— start Information supplied —
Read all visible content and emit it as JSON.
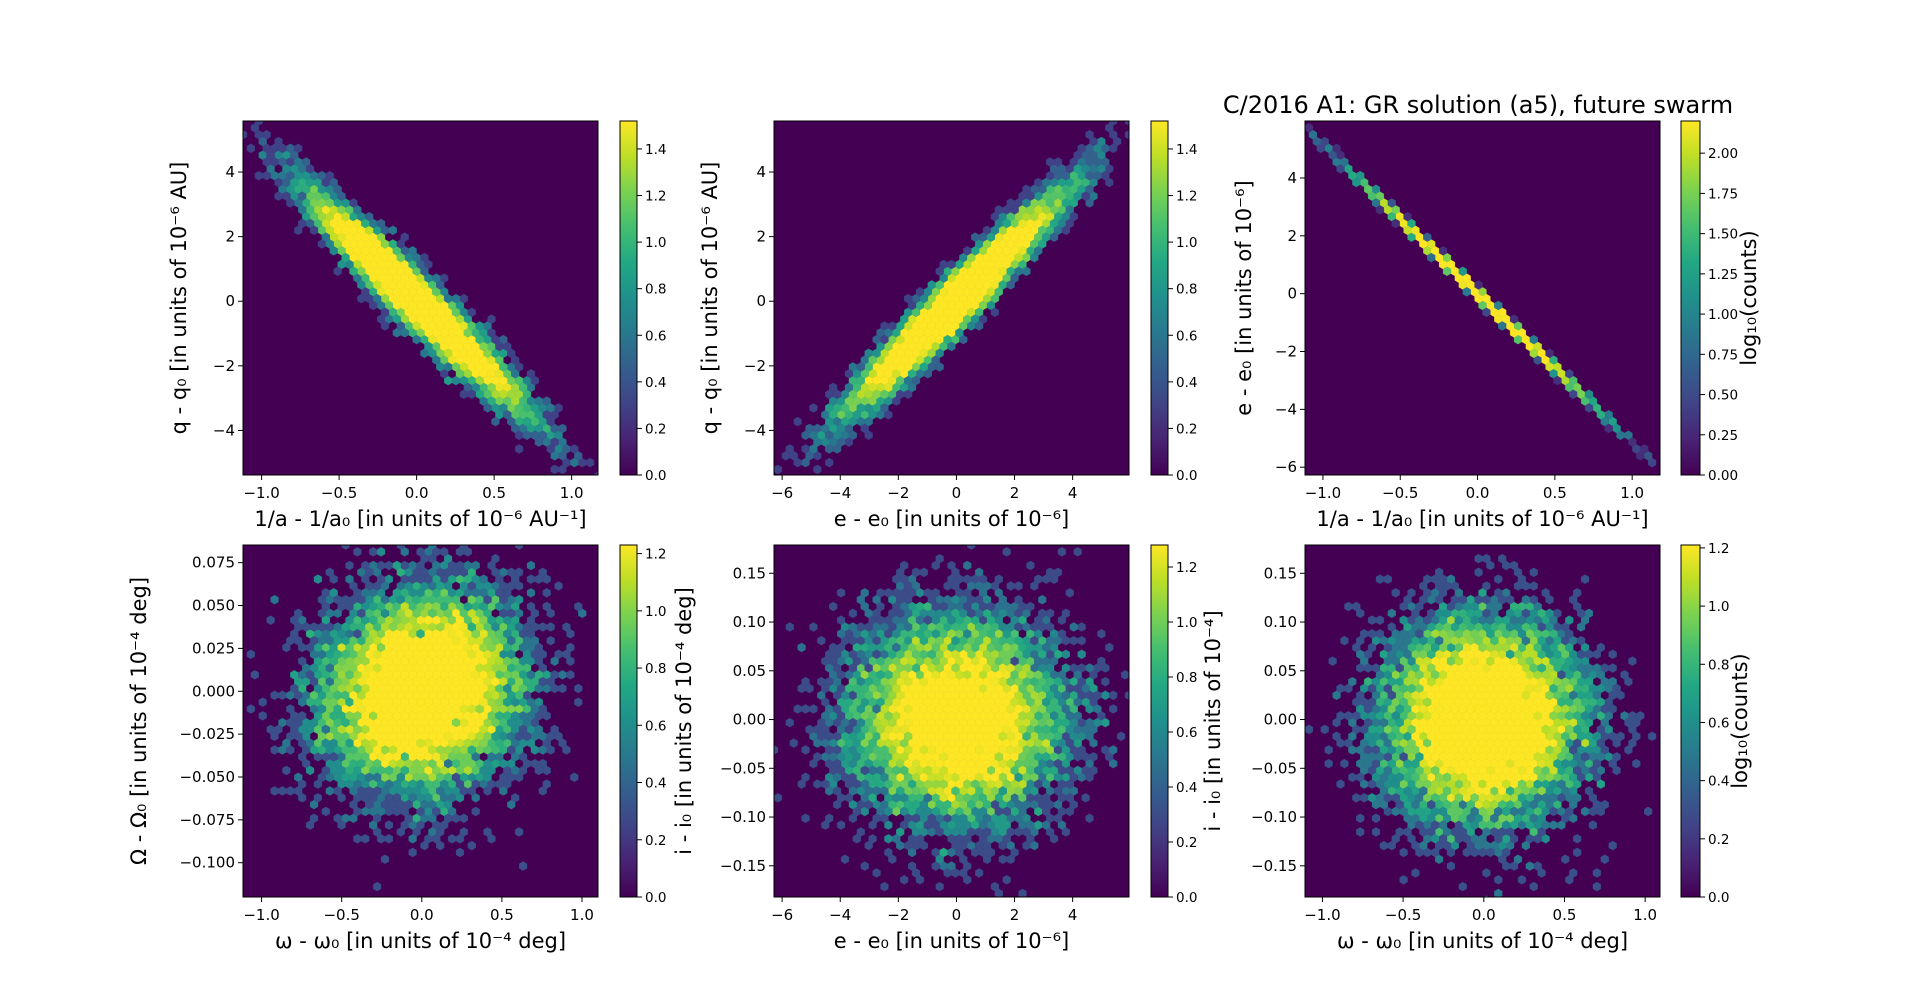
{
  "figure": {
    "title": "C/2016 A1: GR solution (a5), future swarm",
    "colormap": "viridis",
    "background_color": "#440154"
  },
  "chart_data": [
    {
      "type": "heatmap",
      "subtype": "hexbin",
      "xlabel": "1/a - 1/a₀ [in units of 10⁻⁶ AU⁻¹]",
      "ylabel": "q - q₀ [in units of 10⁻⁶ AU]",
      "xlim": [
        -1.12,
        1.17
      ],
      "ylim": [
        -5.38,
        5.58
      ],
      "xticks": [
        -1.0,
        -0.5,
        0.0,
        0.5,
        1.0
      ],
      "xtick_labels": [
        "−1.0",
        "−0.5",
        "0.0",
        "0.5",
        "1.0"
      ],
      "yticks": [
        -4,
        -2,
        0,
        2,
        4
      ],
      "ytick_labels": [
        "−4",
        "−2",
        "0",
        "2",
        "4"
      ],
      "colorbar": {
        "label": "",
        "clim": [
          0,
          1.52
        ],
        "ticks": [
          0,
          0.2,
          0.4,
          0.6,
          0.8,
          1.0,
          1.2,
          1.4
        ],
        "tick_labels": [
          "0.0",
          "0.2",
          "0.4",
          "0.6",
          "0.8",
          "1.0",
          "1.2",
          "1.4"
        ]
      },
      "distribution": {
        "x_mean": 0,
        "y_mean": 0,
        "x_std": 0.33,
        "y_std": 1.6,
        "correlation": -0.96
      }
    },
    {
      "type": "heatmap",
      "subtype": "hexbin",
      "xlabel": "e - e₀ [in units of 10⁻⁶]",
      "ylabel": "q - q₀ [in units of 10⁻⁶ AU]",
      "xlim": [
        -6.28,
        5.94
      ],
      "ylim": [
        -5.38,
        5.58
      ],
      "xticks": [
        -6,
        -4,
        -2,
        0,
        2,
        4
      ],
      "xtick_labels": [
        "−6",
        "−4",
        "−2",
        "0",
        "2",
        "4"
      ],
      "yticks": [
        -4,
        -2,
        0,
        2,
        4
      ],
      "ytick_labels": [
        "−4",
        "−2",
        "0",
        "2",
        "4"
      ],
      "colorbar": {
        "label": "",
        "clim": [
          0,
          1.52
        ],
        "ticks": [
          0,
          0.2,
          0.4,
          0.6,
          0.8,
          1.0,
          1.2,
          1.4
        ],
        "tick_labels": [
          "0.0",
          "0.2",
          "0.4",
          "0.6",
          "0.8",
          "1.0",
          "1.2",
          "1.4"
        ]
      },
      "distribution": {
        "x_mean": 0,
        "y_mean": 0,
        "x_std": 1.75,
        "y_std": 1.6,
        "correlation": 0.96
      }
    },
    {
      "type": "heatmap",
      "subtype": "hexbin",
      "xlabel": "1/a - 1/a₀ [in units of 10⁻⁶ AU⁻¹]",
      "ylabel": "e - e₀ [in units of 10⁻⁶]",
      "xlim": [
        -1.116,
        1.18
      ],
      "ylim": [
        -6.27,
        5.97
      ],
      "xticks": [
        -1.0,
        -0.5,
        0.0,
        0.5,
        1.0
      ],
      "xtick_labels": [
        "−1.0",
        "−0.5",
        "0.0",
        "0.5",
        "1.0"
      ],
      "yticks": [
        -6,
        -4,
        -2,
        0,
        2,
        4
      ],
      "ytick_labels": [
        "−6",
        "−4",
        "−2",
        "0",
        "2",
        "4"
      ],
      "colorbar": {
        "label": "log₁₀(counts)",
        "clim": [
          0,
          2.2
        ],
        "ticks": [
          0,
          0.25,
          0.5,
          0.75,
          1.0,
          1.25,
          1.5,
          1.75,
          2.0
        ],
        "tick_labels": [
          "0.00",
          "0.25",
          "0.50",
          "0.75",
          "1.00",
          "1.25",
          "1.50",
          "1.75",
          "2.00"
        ]
      },
      "distribution": {
        "x_mean": 0,
        "y_mean": 0,
        "x_std": 0.33,
        "y_std": 1.7,
        "correlation": -0.9995
      }
    },
    {
      "type": "heatmap",
      "subtype": "hexbin",
      "xlabel": "ω - ω₀ [in units of 10⁻⁴ deg]",
      "ylabel": "Ω - Ω₀ [in units of 10⁻⁴ deg]",
      "xlim": [
        -1.116,
        1.1
      ],
      "ylim": [
        -0.12,
        0.0853
      ],
      "xticks": [
        -1.0,
        -0.5,
        0.0,
        0.5,
        1.0
      ],
      "xtick_labels": [
        "−1.0",
        "−0.5",
        "0.0",
        "0.5",
        "1.0"
      ],
      "yticks": [
        -0.1,
        -0.075,
        -0.05,
        -0.025,
        0.0,
        0.025,
        0.05,
        0.075
      ],
      "ytick_labels": [
        "−0.100",
        "−0.075",
        "−0.050",
        "−0.025",
        "0.000",
        "0.025",
        "0.050",
        "0.075"
      ],
      "colorbar": {
        "label": "",
        "clim": [
          0,
          1.23
        ],
        "ticks": [
          0,
          0.2,
          0.4,
          0.6,
          0.8,
          1.0,
          1.2
        ],
        "tick_labels": [
          "0.0",
          "0.2",
          "0.4",
          "0.6",
          "0.8",
          "1.0",
          "1.2"
        ]
      },
      "distribution": {
        "x_mean": 0,
        "y_mean": 0,
        "x_std": 0.3,
        "y_std": 0.028,
        "correlation": 0.1
      }
    },
    {
      "type": "heatmap",
      "subtype": "hexbin",
      "xlabel": "e - e₀ [in units of 10⁻⁶]",
      "ylabel": "i - i₀ [in units of 10⁻⁴ deg]",
      "xlim": [
        -6.28,
        5.94
      ],
      "ylim": [
        -0.182,
        0.179
      ],
      "xticks": [
        -6,
        -4,
        -2,
        0,
        2,
        4
      ],
      "xtick_labels": [
        "−6",
        "−4",
        "−2",
        "0",
        "2",
        "4"
      ],
      "yticks": [
        -0.15,
        -0.1,
        -0.05,
        0.0,
        0.05,
        0.1,
        0.15
      ],
      "ytick_labels": [
        "−0.15",
        "−0.10",
        "−0.05",
        "0.00",
        "0.05",
        "0.10",
        "0.15"
      ],
      "colorbar": {
        "label": "",
        "clim": [
          0,
          1.28
        ],
        "ticks": [
          0,
          0.2,
          0.4,
          0.6,
          0.8,
          1.0,
          1.2
        ],
        "tick_labels": [
          "0.0",
          "0.2",
          "0.4",
          "0.6",
          "0.8",
          "1.0",
          "1.2"
        ]
      },
      "distribution": {
        "x_mean": 0,
        "y_mean": 0,
        "x_std": 1.75,
        "y_std": 0.05,
        "correlation": 0.0
      }
    },
    {
      "type": "heatmap",
      "subtype": "hexbin",
      "xlabel": "ω - ω₀ [in units of 10⁻⁴ deg]",
      "ylabel": "i - i₀ [in units of 10⁻⁴]",
      "xlim": [
        -1.108,
        1.092
      ],
      "ylim": [
        -0.182,
        0.179
      ],
      "xticks": [
        -1.0,
        -0.5,
        0.0,
        0.5,
        1.0
      ],
      "xtick_labels": [
        "−1.0",
        "−0.5",
        "0.0",
        "0.5",
        "1.0"
      ],
      "yticks": [
        -0.15,
        -0.1,
        -0.05,
        0.0,
        0.05,
        0.1,
        0.15
      ],
      "ytick_labels": [
        "−0.15",
        "−0.10",
        "−0.05",
        "0.00",
        "0.05",
        "0.10",
        "0.15"
      ],
      "colorbar": {
        "label": "log₁₀(counts)",
        "clim": [
          0,
          1.21
        ],
        "ticks": [
          0,
          0.2,
          0.4,
          0.6,
          0.8,
          1.0,
          1.2
        ],
        "tick_labels": [
          "0.0",
          "0.2",
          "0.4",
          "0.6",
          "0.8",
          "1.0",
          "1.2"
        ]
      },
      "distribution": {
        "x_mean": 0,
        "y_mean": 0,
        "x_std": 0.3,
        "y_std": 0.05,
        "correlation": 0.0
      }
    }
  ]
}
— end Information supplied —
▶ _Work instructions_
In the listing, find each line with the string "correlation" and copy it.

▶ _Answer below_
        "correlation": -0.96
        "correlation": 0.96
        "correlation": -0.9995
        "correlation": 0.1
        "correlation": 0.0
        "correlation": 0.0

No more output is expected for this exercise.